# Data supplied:

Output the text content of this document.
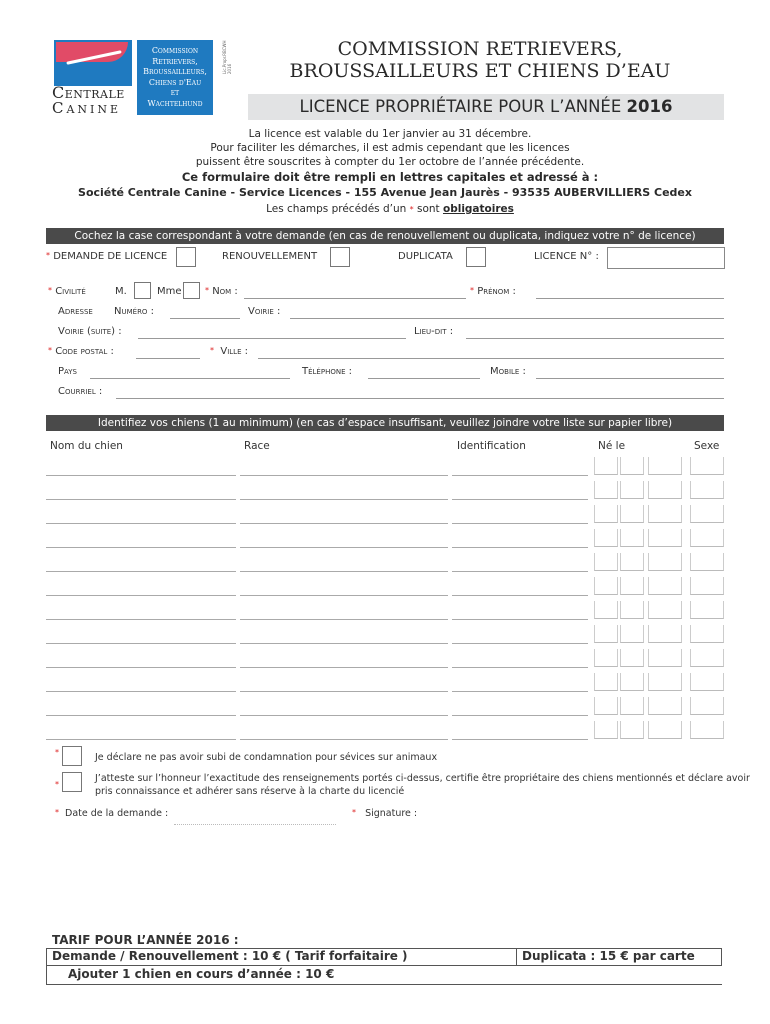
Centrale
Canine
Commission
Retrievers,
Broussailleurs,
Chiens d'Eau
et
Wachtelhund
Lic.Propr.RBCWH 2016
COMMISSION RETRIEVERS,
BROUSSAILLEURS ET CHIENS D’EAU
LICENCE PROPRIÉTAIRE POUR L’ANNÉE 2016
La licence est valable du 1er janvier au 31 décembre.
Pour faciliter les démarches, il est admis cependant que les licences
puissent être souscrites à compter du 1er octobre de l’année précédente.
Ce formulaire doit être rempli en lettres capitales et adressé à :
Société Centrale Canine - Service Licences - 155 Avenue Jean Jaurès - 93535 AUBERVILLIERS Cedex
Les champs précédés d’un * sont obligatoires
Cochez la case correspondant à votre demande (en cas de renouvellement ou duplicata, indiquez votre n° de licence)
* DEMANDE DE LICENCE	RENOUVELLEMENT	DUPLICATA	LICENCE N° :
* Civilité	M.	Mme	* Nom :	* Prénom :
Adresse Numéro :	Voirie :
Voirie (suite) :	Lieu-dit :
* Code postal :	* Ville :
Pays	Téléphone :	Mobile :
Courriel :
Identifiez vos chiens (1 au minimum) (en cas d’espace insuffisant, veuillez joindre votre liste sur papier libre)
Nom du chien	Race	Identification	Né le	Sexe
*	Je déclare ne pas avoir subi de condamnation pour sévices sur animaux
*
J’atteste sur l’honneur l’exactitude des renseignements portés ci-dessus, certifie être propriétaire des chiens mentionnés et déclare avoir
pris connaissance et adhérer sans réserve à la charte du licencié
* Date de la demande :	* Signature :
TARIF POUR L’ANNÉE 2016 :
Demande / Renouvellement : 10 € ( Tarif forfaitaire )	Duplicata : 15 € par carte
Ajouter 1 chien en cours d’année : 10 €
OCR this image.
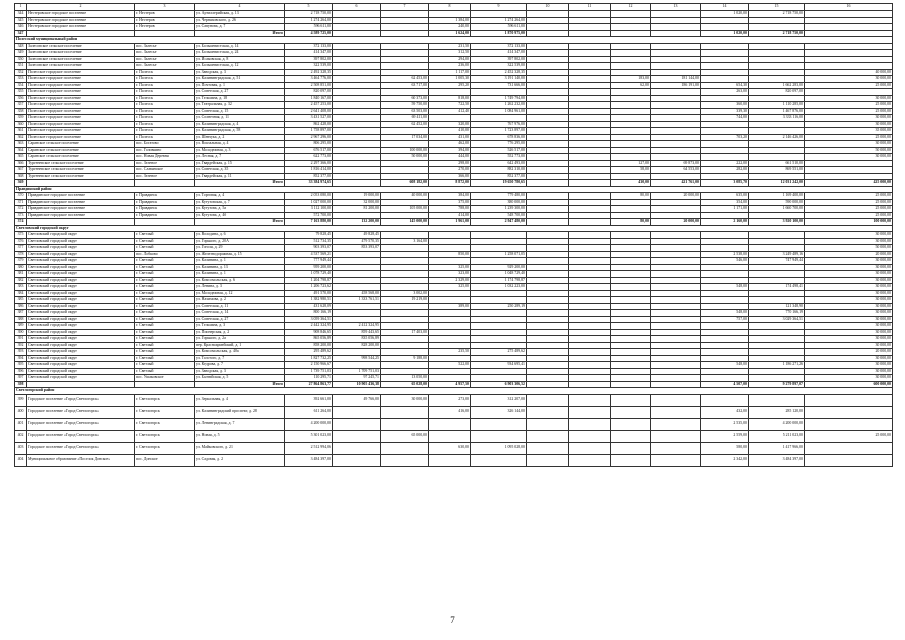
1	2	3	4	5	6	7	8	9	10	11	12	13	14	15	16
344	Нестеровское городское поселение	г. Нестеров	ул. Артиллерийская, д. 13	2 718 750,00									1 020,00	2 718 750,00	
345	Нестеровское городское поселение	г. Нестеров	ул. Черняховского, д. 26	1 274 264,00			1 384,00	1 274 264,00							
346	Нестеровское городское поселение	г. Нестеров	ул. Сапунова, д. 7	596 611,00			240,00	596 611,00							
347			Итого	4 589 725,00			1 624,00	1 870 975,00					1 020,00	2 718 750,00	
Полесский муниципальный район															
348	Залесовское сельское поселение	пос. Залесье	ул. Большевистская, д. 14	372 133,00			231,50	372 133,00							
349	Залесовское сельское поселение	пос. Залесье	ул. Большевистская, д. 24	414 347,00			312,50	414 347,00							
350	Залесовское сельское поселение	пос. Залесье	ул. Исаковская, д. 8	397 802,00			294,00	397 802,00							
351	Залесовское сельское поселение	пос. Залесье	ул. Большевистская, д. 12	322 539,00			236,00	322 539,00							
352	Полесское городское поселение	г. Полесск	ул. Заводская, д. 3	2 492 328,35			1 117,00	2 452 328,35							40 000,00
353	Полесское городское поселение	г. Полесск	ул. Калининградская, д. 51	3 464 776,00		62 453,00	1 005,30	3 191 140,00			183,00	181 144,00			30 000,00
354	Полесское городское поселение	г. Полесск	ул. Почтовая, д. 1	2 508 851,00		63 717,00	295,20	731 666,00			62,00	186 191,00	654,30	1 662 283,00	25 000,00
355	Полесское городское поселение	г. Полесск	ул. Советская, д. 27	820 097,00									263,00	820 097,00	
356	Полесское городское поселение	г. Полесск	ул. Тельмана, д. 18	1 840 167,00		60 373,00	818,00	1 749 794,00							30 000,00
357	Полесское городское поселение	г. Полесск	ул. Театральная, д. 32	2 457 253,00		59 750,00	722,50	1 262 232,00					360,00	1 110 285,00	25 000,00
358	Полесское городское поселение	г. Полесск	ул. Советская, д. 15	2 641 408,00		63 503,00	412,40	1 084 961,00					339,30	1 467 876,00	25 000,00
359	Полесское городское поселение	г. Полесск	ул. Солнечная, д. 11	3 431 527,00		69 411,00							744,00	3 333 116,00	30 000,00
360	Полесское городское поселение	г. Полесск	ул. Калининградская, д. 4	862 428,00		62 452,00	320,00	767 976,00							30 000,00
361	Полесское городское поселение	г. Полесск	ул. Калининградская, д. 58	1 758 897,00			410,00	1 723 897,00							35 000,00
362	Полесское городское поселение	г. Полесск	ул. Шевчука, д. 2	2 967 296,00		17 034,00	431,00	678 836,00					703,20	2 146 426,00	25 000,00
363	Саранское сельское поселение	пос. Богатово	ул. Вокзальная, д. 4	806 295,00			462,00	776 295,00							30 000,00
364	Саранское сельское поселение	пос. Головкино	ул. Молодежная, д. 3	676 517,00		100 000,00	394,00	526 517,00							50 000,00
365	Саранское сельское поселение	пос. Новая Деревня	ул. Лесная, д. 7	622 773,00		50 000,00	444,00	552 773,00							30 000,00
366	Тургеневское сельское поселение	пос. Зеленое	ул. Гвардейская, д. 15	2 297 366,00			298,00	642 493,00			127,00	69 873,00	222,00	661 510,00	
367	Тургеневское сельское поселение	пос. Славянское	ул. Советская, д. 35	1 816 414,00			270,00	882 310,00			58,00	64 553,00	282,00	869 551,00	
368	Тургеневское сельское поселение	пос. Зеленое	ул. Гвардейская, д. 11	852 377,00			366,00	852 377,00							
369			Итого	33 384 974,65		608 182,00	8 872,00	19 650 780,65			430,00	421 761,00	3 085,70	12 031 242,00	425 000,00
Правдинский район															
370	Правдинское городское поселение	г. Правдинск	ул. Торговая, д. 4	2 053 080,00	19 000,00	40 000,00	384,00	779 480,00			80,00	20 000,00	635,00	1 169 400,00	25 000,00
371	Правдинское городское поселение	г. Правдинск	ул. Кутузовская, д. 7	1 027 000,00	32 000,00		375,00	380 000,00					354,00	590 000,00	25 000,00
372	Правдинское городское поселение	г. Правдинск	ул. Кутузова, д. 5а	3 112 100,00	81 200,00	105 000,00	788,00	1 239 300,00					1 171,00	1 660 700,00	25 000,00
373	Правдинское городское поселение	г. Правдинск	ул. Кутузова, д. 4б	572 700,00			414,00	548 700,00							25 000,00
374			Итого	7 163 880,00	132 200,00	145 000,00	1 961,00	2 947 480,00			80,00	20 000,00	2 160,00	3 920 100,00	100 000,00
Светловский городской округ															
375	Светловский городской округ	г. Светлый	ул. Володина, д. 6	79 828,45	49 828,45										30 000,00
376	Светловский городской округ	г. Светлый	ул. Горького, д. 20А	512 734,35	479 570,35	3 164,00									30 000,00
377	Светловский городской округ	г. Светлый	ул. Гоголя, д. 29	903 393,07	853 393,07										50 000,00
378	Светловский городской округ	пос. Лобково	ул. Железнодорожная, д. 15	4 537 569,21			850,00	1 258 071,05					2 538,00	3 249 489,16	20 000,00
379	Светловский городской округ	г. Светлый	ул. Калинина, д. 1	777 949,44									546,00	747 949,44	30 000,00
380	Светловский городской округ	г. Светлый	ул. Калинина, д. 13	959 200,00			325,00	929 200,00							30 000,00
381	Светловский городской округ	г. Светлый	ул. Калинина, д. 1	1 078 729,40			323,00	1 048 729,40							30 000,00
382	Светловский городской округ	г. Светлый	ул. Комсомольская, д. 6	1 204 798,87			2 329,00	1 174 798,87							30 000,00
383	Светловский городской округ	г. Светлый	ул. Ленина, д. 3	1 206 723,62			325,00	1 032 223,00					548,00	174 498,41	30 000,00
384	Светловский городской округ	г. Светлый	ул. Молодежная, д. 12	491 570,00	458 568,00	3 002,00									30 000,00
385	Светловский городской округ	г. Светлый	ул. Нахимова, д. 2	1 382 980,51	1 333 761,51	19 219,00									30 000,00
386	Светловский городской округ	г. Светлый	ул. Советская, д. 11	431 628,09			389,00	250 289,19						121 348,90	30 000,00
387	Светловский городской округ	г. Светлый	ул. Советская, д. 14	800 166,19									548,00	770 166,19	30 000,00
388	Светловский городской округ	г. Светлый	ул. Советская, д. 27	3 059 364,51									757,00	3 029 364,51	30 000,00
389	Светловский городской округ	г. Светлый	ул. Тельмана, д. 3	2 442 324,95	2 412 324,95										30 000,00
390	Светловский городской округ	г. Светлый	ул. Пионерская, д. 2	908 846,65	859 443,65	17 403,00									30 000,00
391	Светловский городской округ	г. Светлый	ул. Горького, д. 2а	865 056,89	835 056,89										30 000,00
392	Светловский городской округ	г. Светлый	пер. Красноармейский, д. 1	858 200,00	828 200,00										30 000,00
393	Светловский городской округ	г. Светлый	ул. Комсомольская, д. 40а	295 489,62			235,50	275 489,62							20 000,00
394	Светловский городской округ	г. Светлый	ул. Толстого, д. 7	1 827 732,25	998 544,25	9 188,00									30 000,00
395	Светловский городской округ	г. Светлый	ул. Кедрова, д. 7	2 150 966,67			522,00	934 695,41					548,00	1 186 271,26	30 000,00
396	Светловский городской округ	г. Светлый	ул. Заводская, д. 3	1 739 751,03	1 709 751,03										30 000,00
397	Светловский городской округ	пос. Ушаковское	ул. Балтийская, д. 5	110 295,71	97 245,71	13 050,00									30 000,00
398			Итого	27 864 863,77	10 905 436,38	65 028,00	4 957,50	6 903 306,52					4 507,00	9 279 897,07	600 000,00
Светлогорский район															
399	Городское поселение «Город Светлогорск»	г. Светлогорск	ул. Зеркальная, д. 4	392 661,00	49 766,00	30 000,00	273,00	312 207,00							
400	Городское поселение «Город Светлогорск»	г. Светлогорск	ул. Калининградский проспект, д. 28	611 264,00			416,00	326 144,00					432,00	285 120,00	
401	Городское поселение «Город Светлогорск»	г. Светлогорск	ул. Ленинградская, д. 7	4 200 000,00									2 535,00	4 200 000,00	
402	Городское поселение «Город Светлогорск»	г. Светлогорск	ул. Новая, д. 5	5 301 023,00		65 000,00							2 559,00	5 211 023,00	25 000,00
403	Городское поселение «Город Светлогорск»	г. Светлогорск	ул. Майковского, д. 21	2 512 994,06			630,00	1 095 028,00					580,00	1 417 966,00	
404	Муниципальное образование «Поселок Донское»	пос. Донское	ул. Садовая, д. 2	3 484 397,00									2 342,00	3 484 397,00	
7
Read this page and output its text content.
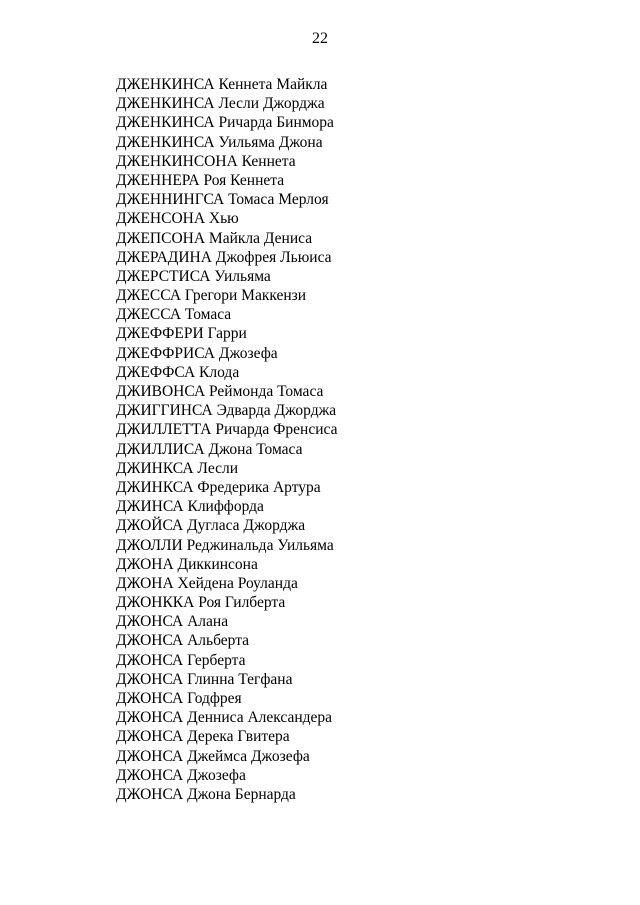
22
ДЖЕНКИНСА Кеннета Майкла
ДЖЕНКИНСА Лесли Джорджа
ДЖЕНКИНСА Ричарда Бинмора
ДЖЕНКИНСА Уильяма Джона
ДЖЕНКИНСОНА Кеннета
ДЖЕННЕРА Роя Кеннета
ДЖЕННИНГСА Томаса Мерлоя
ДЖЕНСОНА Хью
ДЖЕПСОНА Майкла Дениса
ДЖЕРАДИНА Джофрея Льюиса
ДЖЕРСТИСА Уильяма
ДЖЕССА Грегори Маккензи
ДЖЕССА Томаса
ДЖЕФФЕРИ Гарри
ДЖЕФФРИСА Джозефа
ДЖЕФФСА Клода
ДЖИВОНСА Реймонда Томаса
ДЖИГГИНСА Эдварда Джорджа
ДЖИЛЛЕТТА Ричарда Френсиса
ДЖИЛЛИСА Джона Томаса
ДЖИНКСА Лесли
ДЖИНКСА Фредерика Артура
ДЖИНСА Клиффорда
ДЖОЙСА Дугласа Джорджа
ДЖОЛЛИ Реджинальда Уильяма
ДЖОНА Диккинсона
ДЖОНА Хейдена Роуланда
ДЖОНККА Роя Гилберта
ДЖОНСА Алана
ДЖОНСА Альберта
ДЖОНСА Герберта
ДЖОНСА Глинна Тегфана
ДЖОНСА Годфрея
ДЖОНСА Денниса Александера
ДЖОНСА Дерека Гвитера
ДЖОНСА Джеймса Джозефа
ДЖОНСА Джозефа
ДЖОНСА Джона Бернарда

# Stated problem:
Scan the data for the word "Джозефа" and copy every line where it shows up.

# Solution:
ДЖЕФФРИСА Джозефа
ДЖОНСА Джеймса Джозефа
ДЖОНСА Джозефа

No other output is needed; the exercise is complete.